Repeat the whole listing exactly as written.

--- BEGIN Data listing ---

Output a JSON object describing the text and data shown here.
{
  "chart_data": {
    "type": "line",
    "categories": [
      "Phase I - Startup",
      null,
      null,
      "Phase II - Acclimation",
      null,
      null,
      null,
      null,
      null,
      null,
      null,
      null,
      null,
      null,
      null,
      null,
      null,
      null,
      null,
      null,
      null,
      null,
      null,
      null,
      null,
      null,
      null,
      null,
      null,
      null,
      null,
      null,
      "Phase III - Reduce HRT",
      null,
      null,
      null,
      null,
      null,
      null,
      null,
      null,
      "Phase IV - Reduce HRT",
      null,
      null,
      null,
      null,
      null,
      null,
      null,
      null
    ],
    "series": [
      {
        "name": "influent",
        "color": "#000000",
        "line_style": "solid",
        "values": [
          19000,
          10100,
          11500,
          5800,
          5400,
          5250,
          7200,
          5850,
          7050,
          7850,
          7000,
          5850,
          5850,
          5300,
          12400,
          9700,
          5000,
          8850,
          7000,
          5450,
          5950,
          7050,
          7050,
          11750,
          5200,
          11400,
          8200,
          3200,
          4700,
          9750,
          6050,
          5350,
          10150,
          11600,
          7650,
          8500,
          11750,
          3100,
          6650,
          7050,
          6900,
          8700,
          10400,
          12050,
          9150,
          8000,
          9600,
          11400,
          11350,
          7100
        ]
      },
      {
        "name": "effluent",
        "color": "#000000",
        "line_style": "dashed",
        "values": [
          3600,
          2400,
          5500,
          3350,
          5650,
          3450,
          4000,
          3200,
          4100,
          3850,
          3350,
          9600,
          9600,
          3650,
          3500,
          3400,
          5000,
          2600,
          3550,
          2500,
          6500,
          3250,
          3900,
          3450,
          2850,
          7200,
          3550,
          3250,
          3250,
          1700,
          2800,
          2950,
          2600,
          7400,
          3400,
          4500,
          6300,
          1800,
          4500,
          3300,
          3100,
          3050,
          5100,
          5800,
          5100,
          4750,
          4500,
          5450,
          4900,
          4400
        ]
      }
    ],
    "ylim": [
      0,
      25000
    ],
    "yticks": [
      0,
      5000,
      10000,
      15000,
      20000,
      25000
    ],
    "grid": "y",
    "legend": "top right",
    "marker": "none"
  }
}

--- END Data listing ---

Exercise result
Output a JSON object describing the text and data shown here.
{
  "chart_data": {
    "type": "line",
    "categories": [
      "Phase I - Startup",
      null,
      null,
      "Phase II - Acclimation",
      null,
      null,
      null,
      null,
      null,
      null,
      null,
      null,
      null,
      null,
      null,
      null,
      null,
      null,
      null,
      null,
      null,
      null,
      null,
      null,
      null,
      null,
      null,
      null,
      null,
      null,
      null,
      null,
      "Phase III - Reduce HRT",
      null,
      null,
      null,
      null,
      null,
      null,
      null,
      null,
      "Phase IV - Reduce HRT",
      null,
      null,
      null,
      null,
      null,
      null,
      null,
      null
    ],
    "series": [
      {
        "name": "influent",
        "color": "#000000",
        "line_style": "solid",
        "values": [
          19000,
          10100,
          11500,
          5800,
          5400,
          5250,
          7200,
          5850,
          7050,
          7850,
          7000,
          5850,
          5850,
          5300,
          12400,
          9700,
          5000,
          8850,
          7000,
          5450,
          5950,
          7050,
          7050,
          11750,
          5200,
          11400,
          8200,
          3200,
          4700,
          9750,
          6050,
          5350,
          10150,
          11600,
          7650,
          8500,
          11750,
          3100,
          6650,
          7050,
          6900,
          8700,
          10400,
          12050,
          9150,
          8000,
          9600,
          11400,
          11350,
          7100
        ]
      },
      {
        "name": "effluent",
        "color": "#000000",
        "line_style": "dashed",
        "values": [
          3600,
          2400,
          5500,
          3350,
          5650,
          3450,
          4000,
          3200,
          4100,
          3850,
          3350,
          9600,
          9600,
          3650,
          3500,
          3400,
          5000,
          2600,
          3550,
          2500,
          6500,
          3250,
          3900,
          3450,
          2850,
          7200,
          3550,
          3250,
          3250,
          1700,
          2800,
          2950,
          2600,
          7400,
          3400,
          4500,
          6300,
          1800,
          4500,
          3300,
          3100,
          3050,
          5100,
          5800,
          5100,
          4750,
          4500,
          5450,
          4900,
          4400
        ]
      }
    ],
    "ylim": [
      0,
      25000
    ],
    "yticks": [
      0,
      5000,
      10000,
      15000,
      20000,
      25000
    ],
    "grid": "y",
    "legend": "top right",
    "marker": "none"
  }
}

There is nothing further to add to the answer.